**REQUIRED TASK**
Return the lines verbatim, from the first line of the records up to and including the line containing "parking-assistant-active-icon [487, 657, 513, 679]".

**DATASET EXCERPTS**
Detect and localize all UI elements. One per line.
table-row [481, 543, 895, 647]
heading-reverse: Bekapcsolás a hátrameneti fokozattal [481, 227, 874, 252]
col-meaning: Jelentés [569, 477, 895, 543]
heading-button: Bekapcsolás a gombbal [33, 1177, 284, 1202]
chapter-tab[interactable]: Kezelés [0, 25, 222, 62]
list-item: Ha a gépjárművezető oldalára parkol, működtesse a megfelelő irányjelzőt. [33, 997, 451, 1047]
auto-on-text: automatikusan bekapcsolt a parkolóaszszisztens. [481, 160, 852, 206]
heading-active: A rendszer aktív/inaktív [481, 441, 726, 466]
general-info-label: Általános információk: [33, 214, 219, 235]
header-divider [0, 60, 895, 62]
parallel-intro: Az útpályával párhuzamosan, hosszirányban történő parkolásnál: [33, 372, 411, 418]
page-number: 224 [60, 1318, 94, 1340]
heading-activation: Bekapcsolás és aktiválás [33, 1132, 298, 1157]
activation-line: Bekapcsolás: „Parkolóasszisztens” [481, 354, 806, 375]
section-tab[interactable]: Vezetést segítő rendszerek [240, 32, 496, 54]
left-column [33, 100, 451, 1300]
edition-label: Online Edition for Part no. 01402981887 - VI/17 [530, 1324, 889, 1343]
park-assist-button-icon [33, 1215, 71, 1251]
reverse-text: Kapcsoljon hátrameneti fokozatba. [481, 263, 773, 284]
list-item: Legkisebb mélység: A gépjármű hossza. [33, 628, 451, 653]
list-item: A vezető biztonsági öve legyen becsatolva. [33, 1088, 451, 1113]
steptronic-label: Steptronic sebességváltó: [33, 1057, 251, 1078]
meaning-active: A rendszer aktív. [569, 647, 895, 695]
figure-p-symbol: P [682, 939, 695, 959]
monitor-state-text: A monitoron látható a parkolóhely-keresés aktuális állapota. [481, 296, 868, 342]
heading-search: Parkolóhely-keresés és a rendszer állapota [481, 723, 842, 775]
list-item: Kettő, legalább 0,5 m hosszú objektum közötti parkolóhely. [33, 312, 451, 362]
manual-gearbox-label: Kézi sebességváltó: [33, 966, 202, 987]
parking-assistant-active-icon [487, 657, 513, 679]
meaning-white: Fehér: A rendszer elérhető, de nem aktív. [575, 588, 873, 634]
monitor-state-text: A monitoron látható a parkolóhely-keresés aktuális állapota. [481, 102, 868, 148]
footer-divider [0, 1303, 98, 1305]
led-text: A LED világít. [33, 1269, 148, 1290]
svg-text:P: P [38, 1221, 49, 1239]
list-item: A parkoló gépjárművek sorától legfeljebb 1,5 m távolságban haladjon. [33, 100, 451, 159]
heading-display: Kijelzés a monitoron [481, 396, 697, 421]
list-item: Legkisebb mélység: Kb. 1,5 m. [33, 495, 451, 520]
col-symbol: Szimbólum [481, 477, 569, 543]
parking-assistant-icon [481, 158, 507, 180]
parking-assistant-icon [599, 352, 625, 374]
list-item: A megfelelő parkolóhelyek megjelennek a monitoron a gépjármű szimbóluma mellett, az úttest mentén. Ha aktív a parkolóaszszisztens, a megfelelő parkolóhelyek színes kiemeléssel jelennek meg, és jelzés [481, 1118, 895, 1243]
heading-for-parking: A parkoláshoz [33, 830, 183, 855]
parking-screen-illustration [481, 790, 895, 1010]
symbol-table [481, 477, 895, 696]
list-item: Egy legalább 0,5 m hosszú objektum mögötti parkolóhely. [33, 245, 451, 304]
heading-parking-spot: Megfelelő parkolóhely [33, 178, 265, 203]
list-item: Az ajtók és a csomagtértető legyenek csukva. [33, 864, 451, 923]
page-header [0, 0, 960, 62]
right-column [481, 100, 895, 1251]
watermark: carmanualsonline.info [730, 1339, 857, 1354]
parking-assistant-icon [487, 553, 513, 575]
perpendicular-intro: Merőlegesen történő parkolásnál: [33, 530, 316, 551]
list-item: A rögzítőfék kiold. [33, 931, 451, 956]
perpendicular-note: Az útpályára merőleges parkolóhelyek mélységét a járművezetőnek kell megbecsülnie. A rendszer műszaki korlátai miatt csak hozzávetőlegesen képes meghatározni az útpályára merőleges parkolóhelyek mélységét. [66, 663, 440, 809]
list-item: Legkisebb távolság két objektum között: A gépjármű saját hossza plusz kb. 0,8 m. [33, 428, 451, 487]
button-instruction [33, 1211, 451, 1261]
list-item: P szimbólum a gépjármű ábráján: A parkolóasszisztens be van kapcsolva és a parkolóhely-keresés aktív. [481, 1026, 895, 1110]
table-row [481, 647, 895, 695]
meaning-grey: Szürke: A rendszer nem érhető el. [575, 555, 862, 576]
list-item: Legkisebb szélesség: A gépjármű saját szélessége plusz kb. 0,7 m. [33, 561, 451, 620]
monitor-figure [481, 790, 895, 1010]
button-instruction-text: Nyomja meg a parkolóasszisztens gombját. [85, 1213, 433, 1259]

**EXPECTED ANSWER**
Detect and localize all UI elements. One per line.
table-row [481, 543, 895, 647]
heading-reverse: Bekapcsolás a hátrameneti fokozattal [481, 227, 874, 252]
col-meaning: Jelentés [569, 477, 895, 543]
heading-button: Bekapcsolás a gombbal [33, 1177, 284, 1202]
chapter-tab[interactable]: Kezelés [0, 25, 222, 62]
list-item: Ha a gépjárművezető oldalára parkol, működtesse a megfelelő irányjelzőt. [33, 997, 451, 1047]
auto-on-text: automatikusan bekapcsolt a parkolóaszszisztens. [481, 160, 852, 206]
heading-active: A rendszer aktív/inaktív [481, 441, 726, 466]
general-info-label: Általános információk: [33, 214, 219, 235]
header-divider [0, 60, 895, 62]
parallel-intro: Az útpályával párhuzamosan, hosszirányban történő parkolásnál: [33, 372, 411, 418]
page-number: 224 [60, 1318, 94, 1340]
heading-activation: Bekapcsolás és aktiválás [33, 1132, 298, 1157]
activation-line: Bekapcsolás: „Parkolóasszisztens” [481, 354, 806, 375]
section-tab[interactable]: Vezetést segítő rendszerek [240, 32, 496, 54]
left-column [33, 100, 451, 1300]
edition-label: Online Edition for Part no. 01402981887 - VI/17 [530, 1324, 889, 1343]
park-assist-button-icon [33, 1215, 71, 1251]
reverse-text: Kapcsoljon hátrameneti fokozatba. [481, 263, 773, 284]
list-item: Legkisebb mélység: A gépjármű hossza. [33, 628, 451, 653]
list-item: A vezető biztonsági öve legyen becsatolva. [33, 1088, 451, 1113]
steptronic-label: Steptronic sebességváltó: [33, 1057, 251, 1078]
meaning-active: A rendszer aktív. [569, 647, 895, 695]
figure-p-symbol: P [682, 939, 695, 959]
monitor-state-text: A monitoron látható a parkolóhely-keresés aktuális állapota. [481, 296, 868, 342]
heading-search: Parkolóhely-keresés és a rendszer állapota [481, 723, 842, 775]
list-item: Kettő, legalább 0,5 m hosszú objektum közötti parkolóhely. [33, 312, 451, 362]
manual-gearbox-label: Kézi sebességváltó: [33, 966, 202, 987]
parking-assistant-active-icon [487, 657, 513, 679]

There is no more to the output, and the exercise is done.